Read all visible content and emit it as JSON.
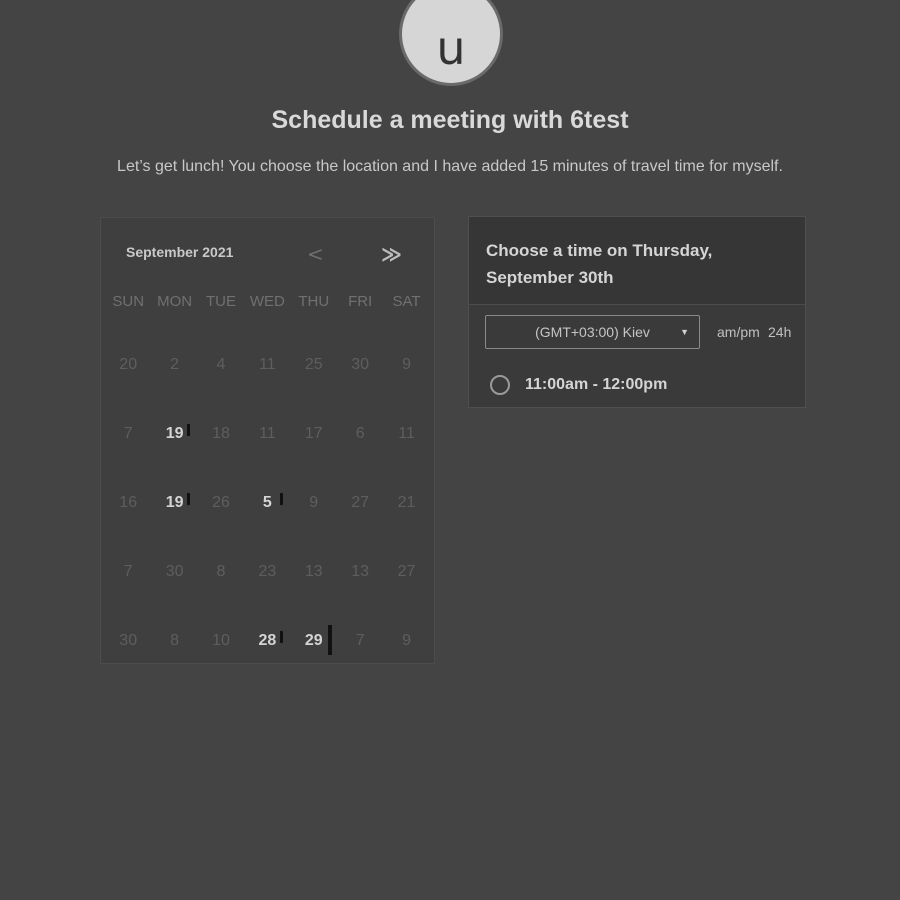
{
  "host": {
    "avatar_letter": "u",
    "title": "Schedule a meeting with 6test",
    "description": "Let’s get lunch! You choose the location and I have added 15 minutes of travel time for myself."
  },
  "calendar": {
    "month_label": "September 2021",
    "prev_icon": "chevron-left-icon",
    "next_icon": "chevron-right-icon",
    "prev_glyph": "<",
    "next_glyph": "≫",
    "weekdays": [
      "SUN",
      "MON",
      "TUE",
      "WED",
      "THU",
      "FRI",
      "SAT"
    ],
    "weeks": [
      [
        {
          "d": "20"
        },
        {
          "d": "2"
        },
        {
          "d": "4"
        },
        {
          "d": "11"
        },
        {
          "d": "25"
        },
        {
          "d": "30"
        },
        {
          "d": "9"
        }
      ],
      [
        {
          "d": "7"
        },
        {
          "d": "19",
          "available": true
        },
        {
          "d": "18"
        },
        {
          "d": "11"
        },
        {
          "d": "17"
        },
        {
          "d": "6"
        },
        {
          "d": "11"
        }
      ],
      [
        {
          "d": "16"
        },
        {
          "d": "19",
          "available": true
        },
        {
          "d": "26"
        },
        {
          "d": "5",
          "available": true
        },
        {
          "d": "9"
        },
        {
          "d": "27"
        },
        {
          "d": "21"
        }
      ],
      [
        {
          "d": "7"
        },
        {
          "d": "30"
        },
        {
          "d": "8"
        },
        {
          "d": "23"
        },
        {
          "d": "13"
        },
        {
          "d": "13"
        },
        {
          "d": "27"
        }
      ],
      [
        {
          "d": "30"
        },
        {
          "d": "8"
        },
        {
          "d": "10"
        },
        {
          "d": "28",
          "available": true
        },
        {
          "d": "29",
          "available": true,
          "selected": true
        },
        {
          "d": "7"
        },
        {
          "d": "9"
        }
      ]
    ]
  },
  "times": {
    "header": "Choose a time on Thursday, September 30th",
    "timezone": "(GMT+03:00) Kiev",
    "format_ampm": "am/pm",
    "format_24h": "24h",
    "slots": [
      {
        "label": "11:00am - 12:00pm"
      }
    ]
  },
  "colors": {
    "background": "#444444",
    "card": "#3f3f3f",
    "text": "#d0d0d0",
    "muted": "#5e5e5e"
  }
}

### Prompt
Repeat the full listing above exactly, with no pictures in the copy.

### Output for this task
Read all visible content and emit it as JSON.
{
  "host": {
    "avatar_letter": "u",
    "title": "Schedule a meeting with 6test",
    "description": "Let’s get lunch! You choose the location and I have added 15 minutes of travel time for myself."
  },
  "calendar": {
    "month_label": "September 2021",
    "prev_icon": "chevron-left-icon",
    "next_icon": "chevron-right-icon",
    "prev_glyph": "<",
    "next_glyph": "≫",
    "weekdays": [
      "SUN",
      "MON",
      "TUE",
      "WED",
      "THU",
      "FRI",
      "SAT"
    ],
    "weeks": [
      [
        {
          "d": "20"
        },
        {
          "d": "2"
        },
        {
          "d": "4"
        },
        {
          "d": "11"
        },
        {
          "d": "25"
        },
        {
          "d": "30"
        },
        {
          "d": "9"
        }
      ],
      [
        {
          "d": "7"
        },
        {
          "d": "19",
          "available": true
        },
        {
          "d": "18"
        },
        {
          "d": "11"
        },
        {
          "d": "17"
        },
        {
          "d": "6"
        },
        {
          "d": "11"
        }
      ],
      [
        {
          "d": "16"
        },
        {
          "d": "19",
          "available": true
        },
        {
          "d": "26"
        },
        {
          "d": "5",
          "available": true
        },
        {
          "d": "9"
        },
        {
          "d": "27"
        },
        {
          "d": "21"
        }
      ],
      [
        {
          "d": "7"
        },
        {
          "d": "30"
        },
        {
          "d": "8"
        },
        {
          "d": "23"
        },
        {
          "d": "13"
        },
        {
          "d": "13"
        },
        {
          "d": "27"
        }
      ],
      [
        {
          "d": "30"
        },
        {
          "d": "8"
        },
        {
          "d": "10"
        },
        {
          "d": "28",
          "available": true
        },
        {
          "d": "29",
          "available": true,
          "selected": true
        },
        {
          "d": "7"
        },
        {
          "d": "9"
        }
      ]
    ]
  },
  "times": {
    "header": "Choose a time on Thursday, September 30th",
    "timezone": "(GMT+03:00) Kiev",
    "format_ampm": "am/pm",
    "format_24h": "24h",
    "slots": [
      {
        "label": "11:00am - 12:00pm"
      }
    ]
  },
  "colors": {
    "background": "#444444",
    "card": "#3f3f3f",
    "text": "#d0d0d0",
    "muted": "#5e5e5e"
  }
}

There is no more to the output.